** start **
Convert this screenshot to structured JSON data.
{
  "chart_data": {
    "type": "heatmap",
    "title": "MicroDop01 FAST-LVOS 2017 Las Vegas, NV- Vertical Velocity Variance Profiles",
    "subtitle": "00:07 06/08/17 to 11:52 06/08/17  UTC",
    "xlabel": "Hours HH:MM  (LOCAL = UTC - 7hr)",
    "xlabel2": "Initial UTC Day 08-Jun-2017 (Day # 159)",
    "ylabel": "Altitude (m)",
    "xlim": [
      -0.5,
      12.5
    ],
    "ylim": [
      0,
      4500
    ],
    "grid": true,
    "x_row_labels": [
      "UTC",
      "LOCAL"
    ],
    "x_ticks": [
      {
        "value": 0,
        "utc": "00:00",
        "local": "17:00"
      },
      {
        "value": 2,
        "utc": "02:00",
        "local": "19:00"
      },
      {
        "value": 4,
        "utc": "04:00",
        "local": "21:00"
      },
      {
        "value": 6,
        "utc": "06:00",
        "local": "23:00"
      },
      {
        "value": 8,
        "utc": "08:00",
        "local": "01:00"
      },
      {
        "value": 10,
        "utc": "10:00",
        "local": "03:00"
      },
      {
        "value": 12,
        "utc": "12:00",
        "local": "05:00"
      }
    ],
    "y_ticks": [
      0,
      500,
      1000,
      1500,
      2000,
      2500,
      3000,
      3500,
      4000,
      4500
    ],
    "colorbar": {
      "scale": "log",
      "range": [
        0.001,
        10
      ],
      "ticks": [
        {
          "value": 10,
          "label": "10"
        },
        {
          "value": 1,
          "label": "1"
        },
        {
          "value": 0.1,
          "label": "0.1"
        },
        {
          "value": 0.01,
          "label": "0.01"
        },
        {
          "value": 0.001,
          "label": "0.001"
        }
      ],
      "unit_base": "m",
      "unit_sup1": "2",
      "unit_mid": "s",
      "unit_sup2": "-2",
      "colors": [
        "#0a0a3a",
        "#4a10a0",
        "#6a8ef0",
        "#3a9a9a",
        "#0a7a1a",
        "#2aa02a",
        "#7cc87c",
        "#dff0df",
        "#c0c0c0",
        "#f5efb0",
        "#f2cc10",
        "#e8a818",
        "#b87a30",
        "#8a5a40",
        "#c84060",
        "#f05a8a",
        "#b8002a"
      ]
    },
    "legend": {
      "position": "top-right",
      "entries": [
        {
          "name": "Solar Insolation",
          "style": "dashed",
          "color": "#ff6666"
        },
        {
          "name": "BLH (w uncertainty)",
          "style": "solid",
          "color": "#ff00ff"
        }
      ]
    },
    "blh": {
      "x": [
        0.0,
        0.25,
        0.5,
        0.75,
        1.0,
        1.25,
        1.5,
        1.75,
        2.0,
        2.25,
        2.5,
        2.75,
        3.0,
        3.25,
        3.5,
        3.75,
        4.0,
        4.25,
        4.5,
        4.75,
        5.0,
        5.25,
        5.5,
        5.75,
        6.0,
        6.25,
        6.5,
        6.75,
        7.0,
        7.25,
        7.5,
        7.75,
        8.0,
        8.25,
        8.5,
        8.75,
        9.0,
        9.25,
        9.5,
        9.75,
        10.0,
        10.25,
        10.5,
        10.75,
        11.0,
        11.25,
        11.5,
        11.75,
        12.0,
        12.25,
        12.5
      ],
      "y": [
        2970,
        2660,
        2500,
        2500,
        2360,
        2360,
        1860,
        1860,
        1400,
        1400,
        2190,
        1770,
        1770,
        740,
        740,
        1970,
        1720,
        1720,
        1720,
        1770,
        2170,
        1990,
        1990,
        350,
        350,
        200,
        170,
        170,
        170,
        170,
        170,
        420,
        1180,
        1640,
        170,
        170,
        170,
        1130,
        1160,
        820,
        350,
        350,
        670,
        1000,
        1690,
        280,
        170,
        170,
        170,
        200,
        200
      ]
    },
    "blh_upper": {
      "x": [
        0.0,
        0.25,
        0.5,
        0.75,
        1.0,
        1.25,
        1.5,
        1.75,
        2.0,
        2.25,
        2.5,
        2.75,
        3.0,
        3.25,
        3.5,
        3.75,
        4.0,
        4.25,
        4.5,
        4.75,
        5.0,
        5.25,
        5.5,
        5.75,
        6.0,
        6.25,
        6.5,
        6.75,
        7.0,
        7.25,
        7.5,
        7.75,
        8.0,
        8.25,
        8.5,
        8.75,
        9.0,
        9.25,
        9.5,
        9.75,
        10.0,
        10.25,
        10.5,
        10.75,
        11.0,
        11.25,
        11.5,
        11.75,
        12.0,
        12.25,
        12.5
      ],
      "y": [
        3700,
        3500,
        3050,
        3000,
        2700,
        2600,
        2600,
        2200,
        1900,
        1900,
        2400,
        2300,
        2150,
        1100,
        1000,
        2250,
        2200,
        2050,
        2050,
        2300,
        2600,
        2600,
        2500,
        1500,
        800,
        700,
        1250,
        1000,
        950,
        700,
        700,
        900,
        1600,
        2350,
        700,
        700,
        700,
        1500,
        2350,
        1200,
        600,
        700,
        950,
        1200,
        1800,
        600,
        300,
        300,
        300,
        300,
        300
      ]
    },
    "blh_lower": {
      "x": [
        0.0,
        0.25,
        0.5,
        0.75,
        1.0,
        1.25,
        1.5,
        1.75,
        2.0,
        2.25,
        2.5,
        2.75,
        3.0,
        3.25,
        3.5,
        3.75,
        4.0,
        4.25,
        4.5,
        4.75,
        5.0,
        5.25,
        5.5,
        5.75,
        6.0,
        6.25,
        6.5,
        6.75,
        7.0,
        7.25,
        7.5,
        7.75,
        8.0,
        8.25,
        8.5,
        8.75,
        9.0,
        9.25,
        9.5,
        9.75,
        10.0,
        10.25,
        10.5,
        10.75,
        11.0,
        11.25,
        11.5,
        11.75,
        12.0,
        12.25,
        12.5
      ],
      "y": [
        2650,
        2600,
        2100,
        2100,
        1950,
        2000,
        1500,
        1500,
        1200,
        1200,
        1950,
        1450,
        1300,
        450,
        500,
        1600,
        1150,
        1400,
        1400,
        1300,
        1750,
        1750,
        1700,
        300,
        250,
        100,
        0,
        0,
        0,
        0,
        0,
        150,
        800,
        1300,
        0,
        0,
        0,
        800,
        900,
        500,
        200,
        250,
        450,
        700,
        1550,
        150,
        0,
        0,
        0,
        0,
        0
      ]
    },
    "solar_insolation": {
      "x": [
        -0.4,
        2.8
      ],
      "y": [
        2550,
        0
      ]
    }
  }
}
** end **
_What is being asked:_ Set down all of the records shown above once more, exactly.

_Expected output:_
Convert this screenshot to structured JSON data.
{
  "chart_data": {
    "type": "heatmap",
    "title": "MicroDop01 FAST-LVOS 2017 Las Vegas, NV- Vertical Velocity Variance Profiles",
    "subtitle": "00:07 06/08/17 to 11:52 06/08/17  UTC",
    "xlabel": "Hours HH:MM  (LOCAL = UTC - 7hr)",
    "xlabel2": "Initial UTC Day 08-Jun-2017 (Day # 159)",
    "ylabel": "Altitude (m)",
    "xlim": [
      -0.5,
      12.5
    ],
    "ylim": [
      0,
      4500
    ],
    "grid": true,
    "x_row_labels": [
      "UTC",
      "LOCAL"
    ],
    "x_ticks": [
      {
        "value": 0,
        "utc": "00:00",
        "local": "17:00"
      },
      {
        "value": 2,
        "utc": "02:00",
        "local": "19:00"
      },
      {
        "value": 4,
        "utc": "04:00",
        "local": "21:00"
      },
      {
        "value": 6,
        "utc": "06:00",
        "local": "23:00"
      },
      {
        "value": 8,
        "utc": "08:00",
        "local": "01:00"
      },
      {
        "value": 10,
        "utc": "10:00",
        "local": "03:00"
      },
      {
        "value": 12,
        "utc": "12:00",
        "local": "05:00"
      }
    ],
    "y_ticks": [
      0,
      500,
      1000,
      1500,
      2000,
      2500,
      3000,
      3500,
      4000,
      4500
    ],
    "colorbar": {
      "scale": "log",
      "range": [
        0.001,
        10
      ],
      "ticks": [
        {
          "value": 10,
          "label": "10"
        },
        {
          "value": 1,
          "label": "1"
        },
        {
          "value": 0.1,
          "label": "0.1"
        },
        {
          "value": 0.01,
          "label": "0.01"
        },
        {
          "value": 0.001,
          "label": "0.001"
        }
      ],
      "unit_base": "m",
      "unit_sup1": "2",
      "unit_mid": "s",
      "unit_sup2": "-2",
      "colors": [
        "#0a0a3a",
        "#4a10a0",
        "#6a8ef0",
        "#3a9a9a",
        "#0a7a1a",
        "#2aa02a",
        "#7cc87c",
        "#dff0df",
        "#c0c0c0",
        "#f5efb0",
        "#f2cc10",
        "#e8a818",
        "#b87a30",
        "#8a5a40",
        "#c84060",
        "#f05a8a",
        "#b8002a"
      ]
    },
    "legend": {
      "position": "top-right",
      "entries": [
        {
          "name": "Solar Insolation",
          "style": "dashed",
          "color": "#ff6666"
        },
        {
          "name": "BLH (w uncertainty)",
          "style": "solid",
          "color": "#ff00ff"
        }
      ]
    },
    "blh": {
      "x": [
        0.0,
        0.25,
        0.5,
        0.75,
        1.0,
        1.25,
        1.5,
        1.75,
        2.0,
        2.25,
        2.5,
        2.75,
        3.0,
        3.25,
        3.5,
        3.75,
        4.0,
        4.25,
        4.5,
        4.75,
        5.0,
        5.25,
        5.5,
        5.75,
        6.0,
        6.25,
        6.5,
        6.75,
        7.0,
        7.25,
        7.5,
        7.75,
        8.0,
        8.25,
        8.5,
        8.75,
        9.0,
        9.25,
        9.5,
        9.75,
        10.0,
        10.25,
        10.5,
        10.75,
        11.0,
        11.25,
        11.5,
        11.75,
        12.0,
        12.25,
        12.5
      ],
      "y": [
        2970,
        2660,
        2500,
        2500,
        2360,
        2360,
        1860,
        1860,
        1400,
        1400,
        2190,
        1770,
        1770,
        740,
        740,
        1970,
        1720,
        1720,
        1720,
        1770,
        2170,
        1990,
        1990,
        350,
        350,
        200,
        170,
        170,
        170,
        170,
        170,
        420,
        1180,
        1640,
        170,
        170,
        170,
        1130,
        1160,
        820,
        350,
        350,
        670,
        1000,
        1690,
        280,
        170,
        170,
        170,
        200,
        200
      ]
    },
    "blh_upper": {
      "x": [
        0.0,
        0.25,
        0.5,
        0.75,
        1.0,
        1.25,
        1.5,
        1.75,
        2.0,
        2.25,
        2.5,
        2.75,
        3.0,
        3.25,
        3.5,
        3.75,
        4.0,
        4.25,
        4.5,
        4.75,
        5.0,
        5.25,
        5.5,
        5.75,
        6.0,
        6.25,
        6.5,
        6.75,
        7.0,
        7.25,
        7.5,
        7.75,
        8.0,
        8.25,
        8.5,
        8.75,
        9.0,
        9.25,
        9.5,
        9.75,
        10.0,
        10.25,
        10.5,
        10.75,
        11.0,
        11.25,
        11.5,
        11.75,
        12.0,
        12.25,
        12.5
      ],
      "y": [
        3700,
        3500,
        3050,
        3000,
        2700,
        2600,
        2600,
        2200,
        1900,
        1900,
        2400,
        2300,
        2150,
        1100,
        1000,
        2250,
        2200,
        2050,
        2050,
        2300,
        2600,
        2600,
        2500,
        1500,
        800,
        700,
        1250,
        1000,
        950,
        700,
        700,
        900,
        1600,
        2350,
        700,
        700,
        700,
        1500,
        2350,
        1200,
        600,
        700,
        950,
        1200,
        1800,
        600,
        300,
        300,
        300,
        300,
        300
      ]
    },
    "blh_lower": {
      "x": [
        0.0,
        0.25,
        0.5,
        0.75,
        1.0,
        1.25,
        1.5,
        1.75,
        2.0,
        2.25,
        2.5,
        2.75,
        3.0,
        3.25,
        3.5,
        3.75,
        4.0,
        4.25,
        4.5,
        4.75,
        5.0,
        5.25,
        5.5,
        5.75,
        6.0,
        6.25,
        6.5,
        6.75,
        7.0,
        7.25,
        7.5,
        7.75,
        8.0,
        8.25,
        8.5,
        8.75,
        9.0,
        9.25,
        9.5,
        9.75,
        10.0,
        10.25,
        10.5,
        10.75,
        11.0,
        11.25,
        11.5,
        11.75,
        12.0,
        12.25,
        12.5
      ],
      "y": [
        2650,
        2600,
        2100,
        2100,
        1950,
        2000,
        1500,
        1500,
        1200,
        1200,
        1950,
        1450,
        1300,
        450,
        500,
        1600,
        1150,
        1400,
        1400,
        1300,
        1750,
        1750,
        1700,
        300,
        250,
        100,
        0,
        0,
        0,
        0,
        0,
        150,
        800,
        1300,
        0,
        0,
        0,
        800,
        900,
        500,
        200,
        250,
        450,
        700,
        1550,
        150,
        0,
        0,
        0,
        0,
        0
      ]
    },
    "solar_insolation": {
      "x": [
        -0.4,
        2.8
      ],
      "y": [
        2550,
        0
      ]
    }
  }
}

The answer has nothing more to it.